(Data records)
───
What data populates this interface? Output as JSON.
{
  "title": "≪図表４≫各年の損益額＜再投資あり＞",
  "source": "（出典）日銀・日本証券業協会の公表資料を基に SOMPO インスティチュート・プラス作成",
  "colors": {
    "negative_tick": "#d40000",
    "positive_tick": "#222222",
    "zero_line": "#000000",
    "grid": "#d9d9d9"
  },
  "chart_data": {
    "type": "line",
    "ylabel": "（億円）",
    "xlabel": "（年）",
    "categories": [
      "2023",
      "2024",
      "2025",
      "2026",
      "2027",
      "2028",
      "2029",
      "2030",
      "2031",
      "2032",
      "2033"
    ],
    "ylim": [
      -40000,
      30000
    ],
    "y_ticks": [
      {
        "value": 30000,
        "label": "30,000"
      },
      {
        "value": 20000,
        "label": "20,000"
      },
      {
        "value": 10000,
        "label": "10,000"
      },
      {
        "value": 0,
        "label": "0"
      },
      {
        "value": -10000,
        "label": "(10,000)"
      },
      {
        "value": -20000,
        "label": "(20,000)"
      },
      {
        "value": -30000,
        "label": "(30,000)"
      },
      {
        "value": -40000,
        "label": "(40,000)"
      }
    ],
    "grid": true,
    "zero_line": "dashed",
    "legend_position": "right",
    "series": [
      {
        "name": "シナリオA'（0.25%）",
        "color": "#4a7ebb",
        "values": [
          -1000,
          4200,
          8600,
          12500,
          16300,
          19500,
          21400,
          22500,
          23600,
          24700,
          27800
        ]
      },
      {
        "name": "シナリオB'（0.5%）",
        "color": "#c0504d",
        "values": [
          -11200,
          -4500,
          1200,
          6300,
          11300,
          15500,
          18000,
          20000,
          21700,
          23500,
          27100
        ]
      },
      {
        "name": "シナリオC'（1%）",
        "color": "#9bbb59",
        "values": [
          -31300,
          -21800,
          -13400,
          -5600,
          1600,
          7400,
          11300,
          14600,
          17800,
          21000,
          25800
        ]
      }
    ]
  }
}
───
Extract all of the data above without altering anything.

• Right answer:
What data populates this interface? Output as JSON.
{
  "title": "≪図表４≫各年の損益額＜再投資あり＞",
  "source": "（出典）日銀・日本証券業協会の公表資料を基に SOMPO インスティチュート・プラス作成",
  "colors": {
    "negative_tick": "#d40000",
    "positive_tick": "#222222",
    "zero_line": "#000000",
    "grid": "#d9d9d9"
  },
  "chart_data": {
    "type": "line",
    "ylabel": "（億円）",
    "xlabel": "（年）",
    "categories": [
      "2023",
      "2024",
      "2025",
      "2026",
      "2027",
      "2028",
      "2029",
      "2030",
      "2031",
      "2032",
      "2033"
    ],
    "ylim": [
      -40000,
      30000
    ],
    "y_ticks": [
      {
        "value": 30000,
        "label": "30,000"
      },
      {
        "value": 20000,
        "label": "20,000"
      },
      {
        "value": 10000,
        "label": "10,000"
      },
      {
        "value": 0,
        "label": "0"
      },
      {
        "value": -10000,
        "label": "(10,000)"
      },
      {
        "value": -20000,
        "label": "(20,000)"
      },
      {
        "value": -30000,
        "label": "(30,000)"
      },
      {
        "value": -40000,
        "label": "(40,000)"
      }
    ],
    "grid": true,
    "zero_line": "dashed",
    "legend_position": "right",
    "series": [
      {
        "name": "シナリオA'（0.25%）",
        "color": "#4a7ebb",
        "values": [
          -1000,
          4200,
          8600,
          12500,
          16300,
          19500,
          21400,
          22500,
          23600,
          24700,
          27800
        ]
      },
      {
        "name": "シナリオB'（0.5%）",
        "color": "#c0504d",
        "values": [
          -11200,
          -4500,
          1200,
          6300,
          11300,
          15500,
          18000,
          20000,
          21700,
          23500,
          27100
        ]
      },
      {
        "name": "シナリオC'（1%）",
        "color": "#9bbb59",
        "values": [
          -31300,
          -21800,
          -13400,
          -5600,
          1600,
          7400,
          11300,
          14600,
          17800,
          21000,
          25800
        ]
      }
    ]
  }
}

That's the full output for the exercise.